▸ Directives
**1)** From the forum thread on Luther and the third use of the law, extract the passage that begins at the words "## R. Scott" and stops after the words "sola scriptura etc.".
**2)** List every username that appears as a post heading in the forum thread on Luther and the third use of the law.
**3)** Carry on the forum thread on Luther and the third use of the law, starting after its last sentence.

That's how I understand it, anywho.

As a result of Luther's fuzziness on the law's role in the life of the believer, Lutherans as a whole have been fuzzy ever since. Just like Luther's stance for the "real presence" of Christ in the Supper (though he didn't have it exactly worked out) led to his followers developing a deviant Christology to explain His presence.


----------



## yeutter

The Solid Declaration of the Formula of Concord - Book of Concord gives the official Lutheran understanding of the third use of the Law


----------



## Rufus

arap said:


> Ah. So Luther thought basically in reformed terms, however, it was eventually lost by the Lutheran church then? or at least some of them? (I am referring to the third use of the law)



As Tyler pointed out he had developed any idea of it. Outside of the Third use of the Law, you will find Reformed folk trying to paint Luther as one of us, however, in all honesty this is not the case.


----------



## R. Scott Clark

Trent,

1. Westminster Seminary California is NOT semi-Lutheran any more than the Reformed confessions (e.g., Three Forms, Westminster Standards) are. All the magisterial Protestants confessed the same doctrine of justification, sola scriptura etc. 

2. The application of the 2nd & 4th commandments at WSC is confessionally Reformed.

3. Luther didn't use the nomenclature of the tertius usus legis but he taught the substance of the doctrine against the antinomians and in the Large Catechism (1529).

▸ Provided material
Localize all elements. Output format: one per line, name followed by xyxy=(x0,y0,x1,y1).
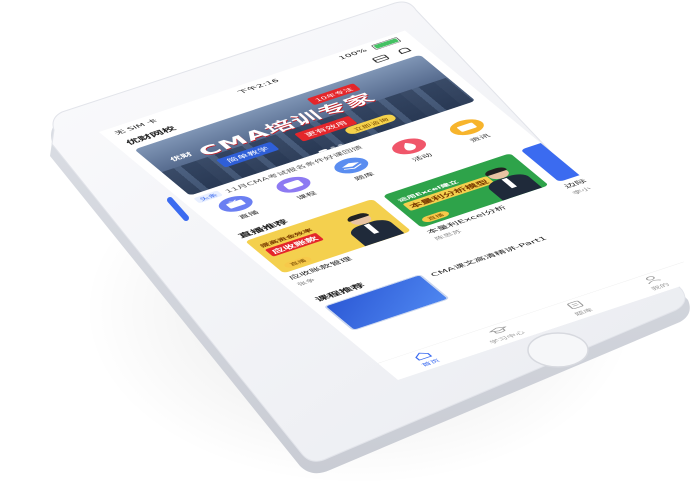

▸ Per-task answers
**1)**
## R. Scott Clark

Trent,

1. Westminster Seminary California is NOT semi-Lutheran any more than the Reformed confessions (e.g., Three Forms, Westminster Standards) are. All the magisterial Protestants confessed the same doctrine of justification, sola scriptura etc.

**2)**
yeutter
Rufus
R. Scott Clark

**3)**
4. The confessional Lutherans & Reformed differed on baptism, Christology (& consequently on the supper), reprobation, perseverance, & worship (RPW). Today, one might be surprised how Lutheran many Reformed have become, e.g., on worship. E.g. If you're singing non-canonical hymns to instruments in public worship. You're closer to Lutheran than Reformed.


----------



## jwithnell

> If you're singing non-canonical hymns to instruments in public worship. You're closer to Lutheran than Reformed.


That's a pretty broad statement.

With Luther's context in a Roman Catholic world (and known skepticism of James) I'm not surprised he would be slow to embrace all aspects of the law. The Westminster divines had another 100 years (and many intervening theologians) to use when formulating a reformed view of the law.


----------



## arapahoepark

Thanks for your replies! I was wondering about it all.

thanks Dr. Scott for your clarification on WSCal, I had seen something like that floating around the forum here so I had to ask...

However, one more question out of sheer ignorance since I don't attend a full-fledged confessional church, but how is worship there? No instruments? What kind of songs?


----------



## yeutter

*Non-canonical hymns*



arap said:


> Thanks for your replies! I was wondering about it all.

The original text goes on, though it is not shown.